# WHAT IS NEEDED
Collect each line holding the string "dSTEC".

Figure record extracts
########
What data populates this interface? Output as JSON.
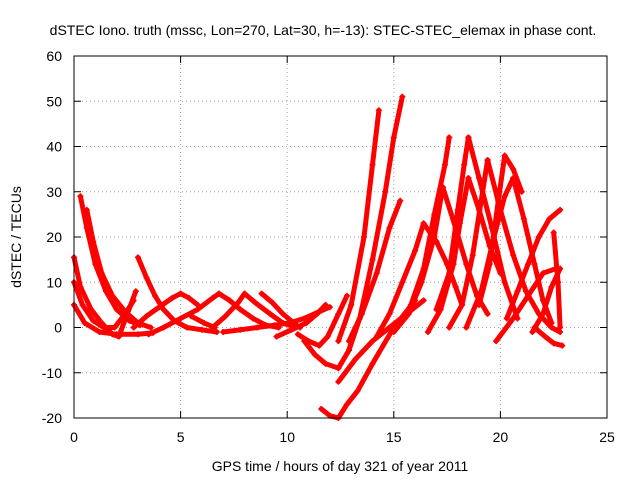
{
  "chart_data": {
    "type": "scatter",
    "title": "dSTEC Iono. truth (mssc, Lon=270, Lat=30, h=-13): STEC-STEC_elemax in phase cont.",
    "xlabel": "GPS time / hours of day 321 of year 2011",
    "ylabel": "dSTEC  / TECUs",
    "xlim": [
      0,
      25
    ],
    "ylim": [
      -20,
      60
    ],
    "xticks": [
      0,
      5,
      10,
      15,
      20,
      25
    ],
    "yticks": [
      -20,
      -10,
      0,
      10,
      20,
      30,
      40,
      50,
      60
    ],
    "grid": true,
    "marker": "+",
    "color": "#ff0000",
    "series": [
      {
        "x": [
          0.0,
          0.3,
          0.8,
          1.3,
          1.8,
          2.1
        ],
        "y": [
          15.5,
          9,
          4,
          1,
          -1.5,
          -2
        ]
      },
      {
        "x": [
          2.1,
          2.5,
          2.9
        ],
        "y": [
          -2,
          3,
          8
        ]
      },
      {
        "x": [
          0.0,
          0.4,
          0.9,
          1.4,
          1.9
        ],
        "y": [
          10,
          5,
          1.5,
          0,
          0
        ]
      },
      {
        "x": [
          1.9,
          2.4,
          2.8
        ],
        "y": [
          0,
          3,
          6
        ]
      },
      {
        "x": [
          0.0,
          0.5,
          1.2,
          2.0,
          3.0,
          3.7
        ],
        "y": [
          5,
          1,
          -1,
          -1.5,
          -1.5,
          -1.2
        ]
      },
      {
        "x": [
          0.3,
          0.6,
          1.0,
          1.5,
          2.0,
          2.6,
          3.1
        ],
        "y": [
          29,
          22,
          14,
          8,
          4,
          1.5,
          0.5
        ]
      },
      {
        "x": [
          0.6,
          0.9,
          1.3,
          1.8,
          2.4,
          3.0,
          3.6
        ],
        "y": [
          26,
          19,
          12,
          7,
          3.5,
          1,
          0
        ]
      },
      {
        "x": [
          3.0,
          3.4,
          3.8,
          4.2,
          4.7,
          5.3,
          6.0,
          6.7
        ],
        "y": [
          15.5,
          11,
          7,
          4,
          1.5,
          0,
          -0.5,
          -1
        ]
      },
      {
        "x": [
          2.8,
          3.4,
          4.0,
          4.6,
          5.0
        ],
        "y": [
          0,
          2.5,
          4.5,
          6.5,
          7.5
        ]
      },
      {
        "x": [
          5.0,
          5.4,
          5.8
        ],
        "y": [
          7.5,
          6.5,
          5
        ]
      },
      {
        "x": [
          3.5,
          4.2,
          5.0,
          5.8,
          6.5,
          6.8
        ],
        "y": [
          -1.5,
          0,
          2,
          4,
          6.5,
          7.5
        ]
      },
      {
        "x": [
          5.5,
          6.1,
          6.6
        ],
        "y": [
          2.5,
          1,
          0
        ]
      },
      {
        "x": [
          6.8,
          7.3,
          7.8,
          8.4,
          9.0,
          9.6
        ],
        "y": [
          7.5,
          6,
          4,
          2,
          0.5,
          0
        ]
      },
      {
        "x": [
          6.5,
          7.1,
          7.7,
          8.0
        ],
        "y": [
          0,
          2.5,
          5.5,
          7.5
        ]
      },
      {
        "x": [
          8.0,
          8.5,
          9.2,
          9.8,
          10.4
        ],
        "y": [
          7.5,
          5.5,
          3,
          1,
          0
        ]
      },
      {
        "x": [
          8.8,
          9.3,
          9.8,
          10.3,
          10.6
        ],
        "y": [
          7.5,
          5.5,
          3,
          1,
          0
        ]
      },
      {
        "x": [
          7.0,
          7.8,
          8.6,
          9.4,
          10.1,
          10.8,
          11.5,
          12.0
        ],
        "y": [
          -1,
          -0.5,
          0,
          0.5,
          1,
          2,
          3.5,
          4.5
        ]
      },
      {
        "x": [
          9.5,
          10.2,
          10.9,
          11.4,
          11.8
        ],
        "y": [
          -2,
          -0.5,
          1,
          3,
          5
        ]
      },
      {
        "x": [
          10.5,
          11.0,
          11.5,
          11.9,
          12.4,
          12.8
        ],
        "y": [
          -1.5,
          -3,
          -4,
          -2,
          3,
          7
        ]
      },
      {
        "x": [
          10.8,
          11.3,
          11.8,
          12.4,
          12.9,
          13.2
        ],
        "y": [
          -3,
          -6,
          -8,
          -9,
          -5,
          0
        ]
      },
      {
        "x": [
          12.4,
          13.2,
          14.0,
          14.8,
          15.6,
          16.4
        ],
        "y": [
          -12,
          -7,
          -3,
          0,
          3,
          6
        ]
      },
      {
        "x": [
          11.6,
          12.0,
          12.4,
          12.8,
          13.3,
          14.0,
          15.0,
          16.0
        ],
        "y": [
          -18,
          -19.5,
          -20,
          -17,
          -14,
          -8,
          0,
          6
        ]
      },
      {
        "x": [
          12.4,
          13.0,
          13.6,
          14.0,
          14.3
        ],
        "y": [
          -3,
          5,
          20,
          36,
          48
        ]
      },
      {
        "x": [
          12.9,
          13.4,
          14.0,
          14.6,
          15.0,
          15.4
        ],
        "y": [
          -5,
          2,
          15,
          30,
          42,
          51
        ]
      },
      {
        "x": [
          12.9,
          13.5,
          14.2,
          14.8,
          15.3
        ],
        "y": [
          -3,
          3,
          12,
          22,
          28
        ]
      },
      {
        "x": [
          14.2,
          14.8,
          15.4,
          16.0,
          16.4
        ],
        "y": [
          -2,
          3,
          10,
          17,
          23
        ]
      },
      {
        "x": [
          15.0,
          15.7,
          16.3,
          16.9,
          17.3
        ],
        "y": [
          -1,
          3,
          10,
          20,
          31
        ]
      },
      {
        "x": [
          16.4,
          17.0,
          17.5,
          17.9,
          18.2
        ],
        "y": [
          23,
          19,
          14,
          9,
          5
        ]
      },
      {
        "x": [
          15.8,
          16.4,
          16.9,
          17.4,
          17.6
        ],
        "y": [
          5,
          13,
          25,
          36,
          42
        ]
      },
      {
        "x": [
          17.3,
          17.9,
          18.4,
          18.9,
          19.4
        ],
        "y": [
          31,
          22,
          14,
          7,
          3
        ]
      },
      {
        "x": [
          16.6,
          17.2,
          17.8,
          18.1,
          18.5
        ],
        "y": [
          -1,
          4,
          14,
          23,
          33
        ]
      },
      {
        "x": [
          18.5,
          19.0,
          19.5,
          20.0
        ],
        "y": [
          33,
          26,
          18,
          12
        ]
      },
      {
        "x": [
          17.0,
          17.6,
          18.0,
          18.3,
          18.5
        ],
        "y": [
          4,
          12,
          26,
          36,
          42
        ]
      },
      {
        "x": [
          18.5,
          19.0,
          19.6,
          20.2,
          20.8
        ],
        "y": [
          42,
          33,
          22,
          10,
          2
        ]
      },
      {
        "x": [
          17.6,
          18.2,
          18.7,
          19.1,
          19.4
        ],
        "y": [
          0,
          5,
          16,
          28,
          37
        ]
      },
      {
        "x": [
          19.4,
          20.0,
          20.6,
          21.2,
          21.8,
          22.4,
          22.8
        ],
        "y": [
          37,
          26,
          16,
          8,
          3,
          0,
          -1
        ]
      },
      {
        "x": [
          19.0,
          19.5,
          19.9,
          20.2,
          20.6,
          21.0
        ],
        "y": [
          5,
          14,
          28,
          38,
          35,
          30
        ]
      },
      {
        "x": [
          18.4,
          19.1,
          19.7,
          20.2,
          20.6
        ],
        "y": [
          0,
          8,
          20,
          29,
          33
        ]
      },
      {
        "x": [
          20.6,
          21.1,
          21.6,
          22.0,
          22.4
        ],
        "y": [
          33,
          24,
          14,
          6,
          1
        ]
      },
      {
        "x": [
          20.3,
          20.8,
          21.3,
          21.8,
          22.3,
          22.8
        ],
        "y": [
          2,
          8,
          14,
          20,
          24,
          26
        ]
      },
      {
        "x": [
          19.8,
          20.6,
          21.3,
          22.0,
          22.6
        ],
        "y": [
          -3,
          2,
          7,
          12,
          13
        ]
      },
      {
        "x": [
          21.5,
          22.0,
          22.4,
          22.8
        ],
        "y": [
          -1,
          3,
          9,
          13
        ]
      },
      {
        "x": [
          22.5,
          22.7,
          22.8
        ],
        "y": [
          21,
          10,
          0
        ]
      },
      {
        "x": [
          21.6,
          22.1,
          22.5,
          22.9
        ],
        "y": [
          0,
          -2,
          -3.5,
          -4
        ]
      }
    ]
  }
}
########
# ANSWER TO THIS TASK
    "title": "dSTEC Iono. truth (mssc, Lon=270, Lat=30, h=-13): STEC-STEC_elemax in phase cont.",
    "ylabel": "dSTEC  / TECUs",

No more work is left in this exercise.